═══ Exercise inputs ═══

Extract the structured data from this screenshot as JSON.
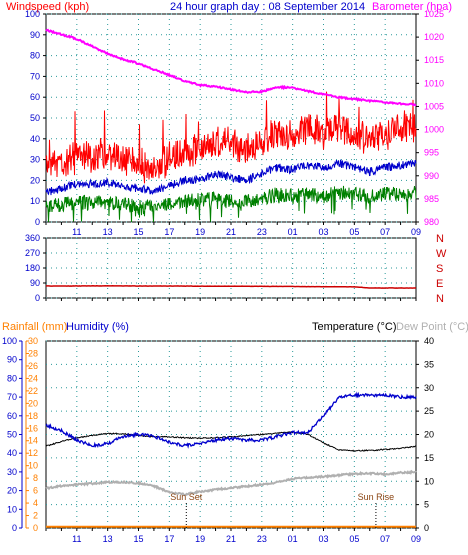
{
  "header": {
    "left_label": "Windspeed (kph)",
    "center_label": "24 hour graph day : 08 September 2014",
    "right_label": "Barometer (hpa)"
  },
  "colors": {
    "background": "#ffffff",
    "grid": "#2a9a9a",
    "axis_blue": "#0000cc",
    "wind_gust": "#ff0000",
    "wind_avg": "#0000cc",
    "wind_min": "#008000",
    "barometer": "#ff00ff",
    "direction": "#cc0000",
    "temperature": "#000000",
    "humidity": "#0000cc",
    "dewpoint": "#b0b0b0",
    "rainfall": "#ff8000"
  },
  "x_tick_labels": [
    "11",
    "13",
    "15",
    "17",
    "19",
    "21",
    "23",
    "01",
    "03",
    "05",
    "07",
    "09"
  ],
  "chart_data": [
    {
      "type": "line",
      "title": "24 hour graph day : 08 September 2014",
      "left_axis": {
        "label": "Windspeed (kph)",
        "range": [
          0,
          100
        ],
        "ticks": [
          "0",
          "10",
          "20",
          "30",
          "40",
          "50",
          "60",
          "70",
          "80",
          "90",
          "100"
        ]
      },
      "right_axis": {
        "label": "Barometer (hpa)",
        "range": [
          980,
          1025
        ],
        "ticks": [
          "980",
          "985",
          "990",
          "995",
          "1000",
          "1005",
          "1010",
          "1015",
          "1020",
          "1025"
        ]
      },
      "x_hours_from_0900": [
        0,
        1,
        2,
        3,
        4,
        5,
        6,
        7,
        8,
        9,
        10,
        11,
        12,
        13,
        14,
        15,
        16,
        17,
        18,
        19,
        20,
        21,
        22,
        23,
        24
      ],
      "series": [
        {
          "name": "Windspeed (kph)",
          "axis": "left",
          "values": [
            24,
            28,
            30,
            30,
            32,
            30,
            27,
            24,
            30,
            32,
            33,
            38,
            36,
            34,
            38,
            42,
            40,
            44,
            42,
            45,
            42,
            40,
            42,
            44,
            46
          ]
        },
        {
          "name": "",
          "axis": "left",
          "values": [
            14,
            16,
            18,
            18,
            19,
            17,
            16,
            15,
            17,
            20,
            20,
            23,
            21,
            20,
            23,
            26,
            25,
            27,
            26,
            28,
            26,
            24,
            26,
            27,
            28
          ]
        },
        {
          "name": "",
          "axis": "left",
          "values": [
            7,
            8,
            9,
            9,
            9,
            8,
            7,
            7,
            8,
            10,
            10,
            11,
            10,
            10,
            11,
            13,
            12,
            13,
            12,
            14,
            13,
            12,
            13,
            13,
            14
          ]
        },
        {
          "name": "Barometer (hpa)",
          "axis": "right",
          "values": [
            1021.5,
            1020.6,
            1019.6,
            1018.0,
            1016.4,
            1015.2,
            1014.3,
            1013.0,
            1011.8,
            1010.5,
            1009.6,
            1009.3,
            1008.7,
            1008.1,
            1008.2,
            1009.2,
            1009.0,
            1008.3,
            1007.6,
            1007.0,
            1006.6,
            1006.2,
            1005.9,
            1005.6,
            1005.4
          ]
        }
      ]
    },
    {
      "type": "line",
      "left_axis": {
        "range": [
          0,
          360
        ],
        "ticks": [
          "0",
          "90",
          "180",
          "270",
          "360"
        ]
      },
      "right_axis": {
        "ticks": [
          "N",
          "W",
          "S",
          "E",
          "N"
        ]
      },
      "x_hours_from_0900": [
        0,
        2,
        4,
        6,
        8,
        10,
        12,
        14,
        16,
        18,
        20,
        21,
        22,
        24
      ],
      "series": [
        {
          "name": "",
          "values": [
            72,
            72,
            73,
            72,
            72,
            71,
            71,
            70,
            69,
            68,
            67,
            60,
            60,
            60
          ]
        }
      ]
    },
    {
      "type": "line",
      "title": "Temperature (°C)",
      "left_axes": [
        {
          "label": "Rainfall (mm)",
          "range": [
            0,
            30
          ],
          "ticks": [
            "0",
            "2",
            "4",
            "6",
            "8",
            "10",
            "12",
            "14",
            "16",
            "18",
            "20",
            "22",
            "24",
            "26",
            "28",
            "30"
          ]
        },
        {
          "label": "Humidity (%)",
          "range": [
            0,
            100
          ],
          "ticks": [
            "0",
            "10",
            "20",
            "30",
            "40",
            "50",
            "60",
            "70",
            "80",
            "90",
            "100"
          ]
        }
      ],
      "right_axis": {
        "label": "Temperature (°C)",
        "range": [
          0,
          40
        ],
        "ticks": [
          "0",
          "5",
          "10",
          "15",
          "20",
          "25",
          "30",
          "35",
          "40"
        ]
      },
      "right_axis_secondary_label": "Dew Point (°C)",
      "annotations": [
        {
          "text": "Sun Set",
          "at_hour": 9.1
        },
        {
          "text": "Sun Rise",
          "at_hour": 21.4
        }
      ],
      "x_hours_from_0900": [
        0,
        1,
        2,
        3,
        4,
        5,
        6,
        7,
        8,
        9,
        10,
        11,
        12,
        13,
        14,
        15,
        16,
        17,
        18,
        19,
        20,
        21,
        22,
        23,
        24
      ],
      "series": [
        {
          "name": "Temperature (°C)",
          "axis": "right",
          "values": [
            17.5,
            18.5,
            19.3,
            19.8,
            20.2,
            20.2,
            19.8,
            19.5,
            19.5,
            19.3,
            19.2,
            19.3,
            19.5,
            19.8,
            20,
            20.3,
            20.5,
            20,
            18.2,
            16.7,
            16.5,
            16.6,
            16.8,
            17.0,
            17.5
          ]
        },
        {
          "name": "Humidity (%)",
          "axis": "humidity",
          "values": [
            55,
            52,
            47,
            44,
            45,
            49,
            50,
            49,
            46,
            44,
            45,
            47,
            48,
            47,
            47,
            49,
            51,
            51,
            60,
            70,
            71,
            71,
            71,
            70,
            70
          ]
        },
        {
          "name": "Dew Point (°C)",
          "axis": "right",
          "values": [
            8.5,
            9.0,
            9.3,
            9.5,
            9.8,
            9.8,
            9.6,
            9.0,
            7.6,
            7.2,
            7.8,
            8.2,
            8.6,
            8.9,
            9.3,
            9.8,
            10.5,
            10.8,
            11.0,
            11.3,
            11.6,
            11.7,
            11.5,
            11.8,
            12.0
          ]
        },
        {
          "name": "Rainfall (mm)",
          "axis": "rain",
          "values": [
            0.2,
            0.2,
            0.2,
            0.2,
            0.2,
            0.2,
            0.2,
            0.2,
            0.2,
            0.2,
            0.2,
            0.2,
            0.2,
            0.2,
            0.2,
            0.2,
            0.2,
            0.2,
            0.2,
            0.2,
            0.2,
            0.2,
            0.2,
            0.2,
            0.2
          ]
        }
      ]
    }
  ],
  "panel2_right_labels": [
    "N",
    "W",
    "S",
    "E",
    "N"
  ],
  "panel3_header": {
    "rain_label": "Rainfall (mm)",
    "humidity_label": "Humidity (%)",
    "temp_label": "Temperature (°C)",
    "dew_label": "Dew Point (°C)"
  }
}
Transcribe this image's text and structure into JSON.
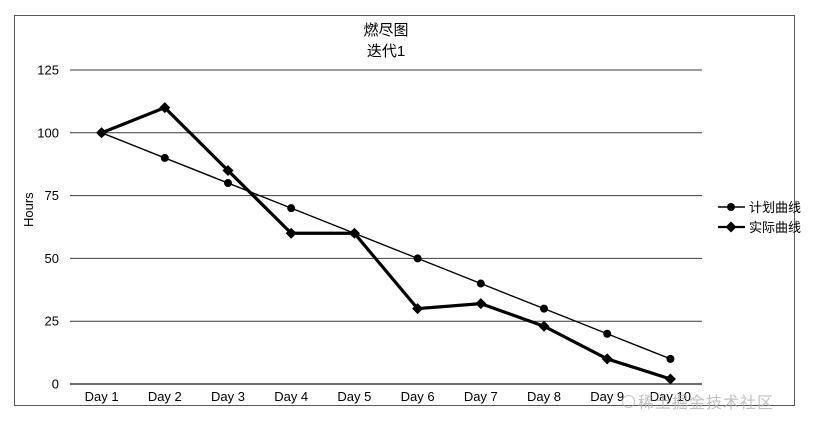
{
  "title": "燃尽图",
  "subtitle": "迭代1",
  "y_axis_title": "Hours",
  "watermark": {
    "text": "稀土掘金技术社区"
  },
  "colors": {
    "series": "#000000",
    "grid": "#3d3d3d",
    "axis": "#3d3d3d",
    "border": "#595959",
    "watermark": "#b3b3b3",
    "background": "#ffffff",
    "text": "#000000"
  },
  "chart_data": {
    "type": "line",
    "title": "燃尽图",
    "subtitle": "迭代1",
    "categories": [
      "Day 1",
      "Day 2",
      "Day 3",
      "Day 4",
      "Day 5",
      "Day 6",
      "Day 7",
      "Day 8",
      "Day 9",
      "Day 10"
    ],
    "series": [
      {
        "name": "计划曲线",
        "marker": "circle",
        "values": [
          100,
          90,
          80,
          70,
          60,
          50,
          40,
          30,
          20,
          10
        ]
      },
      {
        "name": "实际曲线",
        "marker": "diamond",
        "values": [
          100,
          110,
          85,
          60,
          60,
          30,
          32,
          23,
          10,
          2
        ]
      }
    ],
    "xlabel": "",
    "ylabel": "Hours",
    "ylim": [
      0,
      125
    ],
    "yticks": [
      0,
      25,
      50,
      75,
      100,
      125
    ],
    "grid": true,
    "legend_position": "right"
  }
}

═══

- **Task goal**: Select, from the listing, all lines that include the word "September".

- **Response to this exercise**:
    "center_label": "24 hour graph day : 08 September 2014",
      "title": "24 hour graph day : 08 September 2014",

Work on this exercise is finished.